Work order
Print the records exactly as written, and let no picture into the answer.

Records for this exercise
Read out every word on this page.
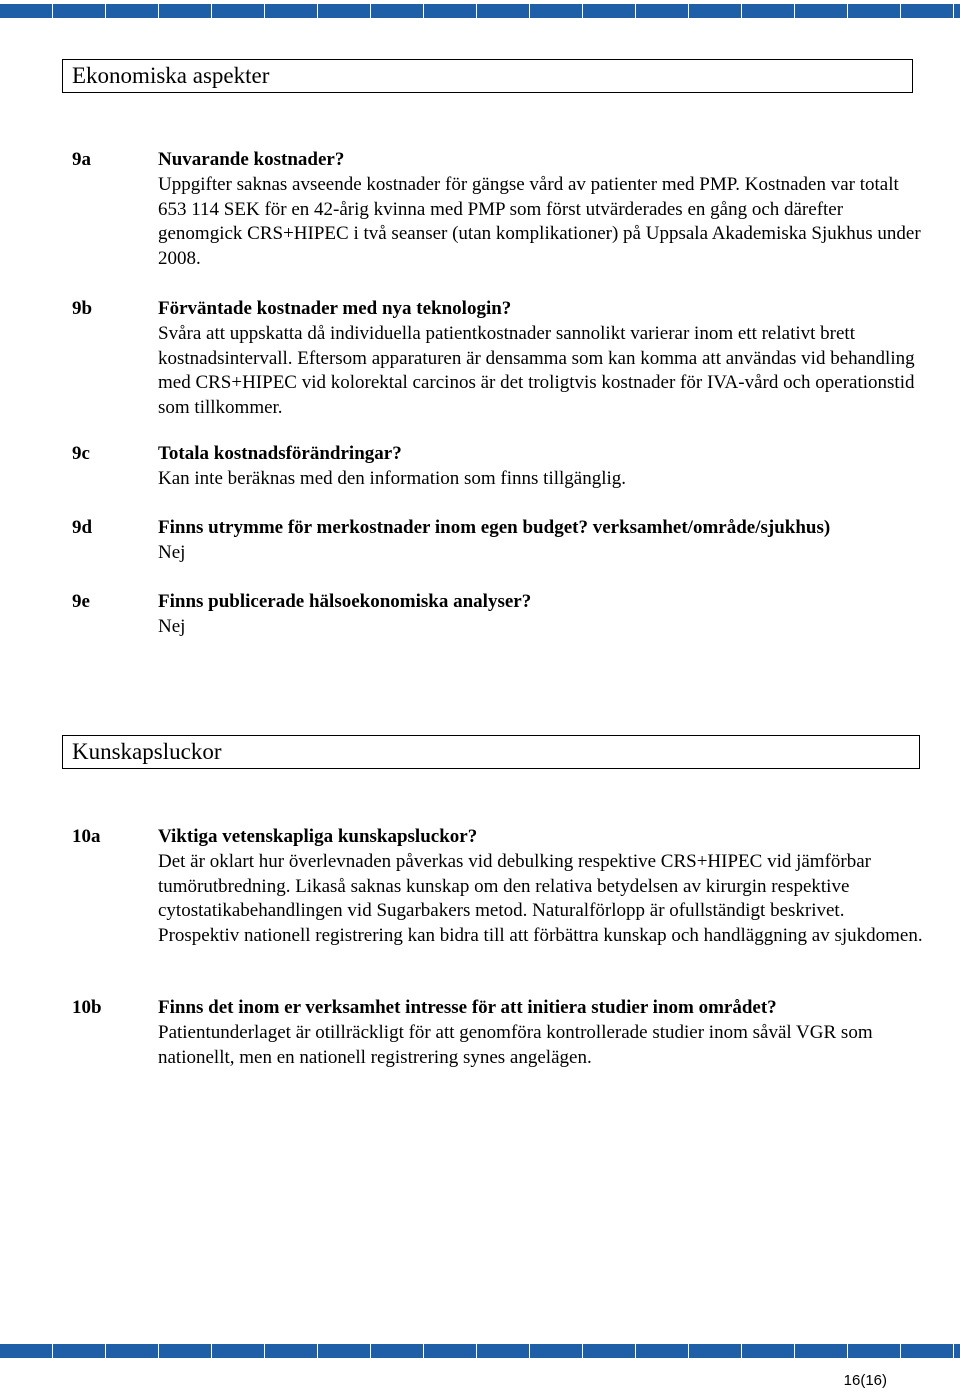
Ekonomiska aspekter
9a	Nuvarande kostnader?
Uppgifter saknas avseende kostnader för gängse vård av patienter med PMP. Kostnaden var totalt 653 114 SEK för en 42-årig kvinna med PMP som först utvärderades en gång och därefter genomgick CRS+HIPEC i två seanser (utan komplikationer) på Uppsala Akademiska Sjukhus under 2008.
9b	Förväntade kostnader med nya teknologin?
Svåra att uppskatta då individuella patientkostnader sannolikt varierar inom ett relativt brett kostnadsintervall. Eftersom apparaturen är densamma som kan komma att användas vid behandling med CRS+HIPEC vid kolorektal carcinos är det troligtvis kostnader för IVA-vård och operationstid som tillkommer.
9c	Totala kostnadsförändringar?
Kan inte beräknas med den information som finns tillgänglig.
9d	Finns utrymme för merkostnader inom egen budget? verksamhet/område/sjukhus)
Nej
9e	Finns publicerade hälsoekonomiska analyser?
Nej
Kunskapsluckor
10a	Viktiga vetenskapliga kunskapsluckor?
Det är oklart hur överlevnaden påverkas vid debulking respektive CRS+HIPEC vid jämförbar tumörutbredning. Likaså saknas kunskap om den relativa betydelsen av kirurgin respektive cytostatikabehandlingen vid Sugarbakers metod. Naturalförlopp är ofullständigt beskrivet. Prospektiv nationell registrering kan bidra till att förbättra kunskap och handläggning av sjukdomen.
10b	Finns det inom er verksamhet intresse för att initiera studier inom området?
Patientunderlaget är otillräckligt för att genomföra kontrollerade studier inom såväl VGR som nationellt, men en nationell registrering synes angelägen.
16(16)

Response to this exercise
Read out every word on this page.
Ekonomiska aspekter
9a	Nuvarande kostnader?
Uppgifter saknas avseende kostnader för gängse vård av patienter med PMP. Kostnaden var totalt 653 114 SEK för en 42-årig kvinna med PMP som först utvärderades en gång och därefter genomgick CRS+HIPEC i två seanser (utan komplikationer) på Uppsala Akademiska Sjukhus under 2008.
9b	Förväntade kostnader med nya teknologin?
Svåra att uppskatta då individuella patientkostnader sannolikt varierar inom ett relativt brett kostnadsintervall. Eftersom apparaturen är densamma som kan komma att användas vid behandling med CRS+HIPEC vid kolorektal carcinos är det troligtvis kostnader för IVA-vård och operationstid som tillkommer.
9c	Totala kostnadsförändringar?
Kan inte beräknas med den information som finns tillgänglig.
9d	Finns utrymme för merkostnader inom egen budget? verksamhet/område/sjukhus)
Nej
9e	Finns publicerade hälsoekonomiska analyser?
Nej
Kunskapsluckor
10a	Viktiga vetenskapliga kunskapsluckor?
Det är oklart hur överlevnaden påverkas vid debulking respektive CRS+HIPEC vid jämförbar tumörutbredning. Likaså saknas kunskap om den relativa betydelsen av kirurgin respektive cytostatikabehandlingen vid Sugarbakers metod. Naturalförlopp är ofullständigt beskrivet. Prospektiv nationell registrering kan bidra till att förbättra kunskap och handläggning av sjukdomen.
10b	Finns det inom er verksamhet intresse för att initiera studier inom området?
Patientunderlaget är otillräckligt för att genomföra kontrollerade studier inom såväl VGR som nationellt, men en nationell registrering synes angelägen.
16(16)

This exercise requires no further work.